### Short task
Copy each line holding the string "Difference".

(Extracts from a graphics dataset)
● ● ● ●
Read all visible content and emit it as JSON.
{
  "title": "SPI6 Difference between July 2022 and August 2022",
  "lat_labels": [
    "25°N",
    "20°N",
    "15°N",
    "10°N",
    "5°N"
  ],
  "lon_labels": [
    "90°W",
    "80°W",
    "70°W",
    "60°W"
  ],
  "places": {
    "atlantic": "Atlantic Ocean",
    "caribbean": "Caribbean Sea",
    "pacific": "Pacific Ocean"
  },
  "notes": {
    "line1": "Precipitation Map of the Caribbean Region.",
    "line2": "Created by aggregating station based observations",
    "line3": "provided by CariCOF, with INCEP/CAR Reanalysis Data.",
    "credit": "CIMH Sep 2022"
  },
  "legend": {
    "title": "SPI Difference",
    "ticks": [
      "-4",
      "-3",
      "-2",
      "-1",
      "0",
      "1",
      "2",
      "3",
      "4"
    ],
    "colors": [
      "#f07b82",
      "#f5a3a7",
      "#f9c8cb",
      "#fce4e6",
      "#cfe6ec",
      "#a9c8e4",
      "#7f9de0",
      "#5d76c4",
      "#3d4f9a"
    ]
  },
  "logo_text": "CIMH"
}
● ● ● ●
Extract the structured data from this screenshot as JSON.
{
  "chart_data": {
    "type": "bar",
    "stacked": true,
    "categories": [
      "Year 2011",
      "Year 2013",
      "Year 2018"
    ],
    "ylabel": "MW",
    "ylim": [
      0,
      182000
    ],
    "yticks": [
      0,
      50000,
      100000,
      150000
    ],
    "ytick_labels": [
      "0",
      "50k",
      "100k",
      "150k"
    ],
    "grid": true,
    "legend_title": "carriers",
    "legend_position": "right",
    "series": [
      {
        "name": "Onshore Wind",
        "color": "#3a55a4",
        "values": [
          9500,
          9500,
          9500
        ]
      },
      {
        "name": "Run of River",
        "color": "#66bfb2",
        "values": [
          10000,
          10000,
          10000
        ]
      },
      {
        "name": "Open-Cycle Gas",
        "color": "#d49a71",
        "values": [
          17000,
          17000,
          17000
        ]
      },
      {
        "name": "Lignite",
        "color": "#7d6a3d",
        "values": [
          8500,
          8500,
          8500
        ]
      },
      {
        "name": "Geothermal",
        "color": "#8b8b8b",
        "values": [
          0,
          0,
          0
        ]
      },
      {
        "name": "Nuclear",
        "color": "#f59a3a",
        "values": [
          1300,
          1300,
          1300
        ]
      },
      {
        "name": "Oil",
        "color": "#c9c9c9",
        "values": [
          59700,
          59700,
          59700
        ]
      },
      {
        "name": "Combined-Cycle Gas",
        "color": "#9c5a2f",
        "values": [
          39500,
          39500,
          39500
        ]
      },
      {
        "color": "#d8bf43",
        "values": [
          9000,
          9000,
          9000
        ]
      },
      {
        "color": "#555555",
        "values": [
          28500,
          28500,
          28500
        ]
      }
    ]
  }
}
● ● ● ●
### Result of the exercise
  "title": "SPI6 Difference between July 2022 and August 2022",
    "title": "SPI Difference",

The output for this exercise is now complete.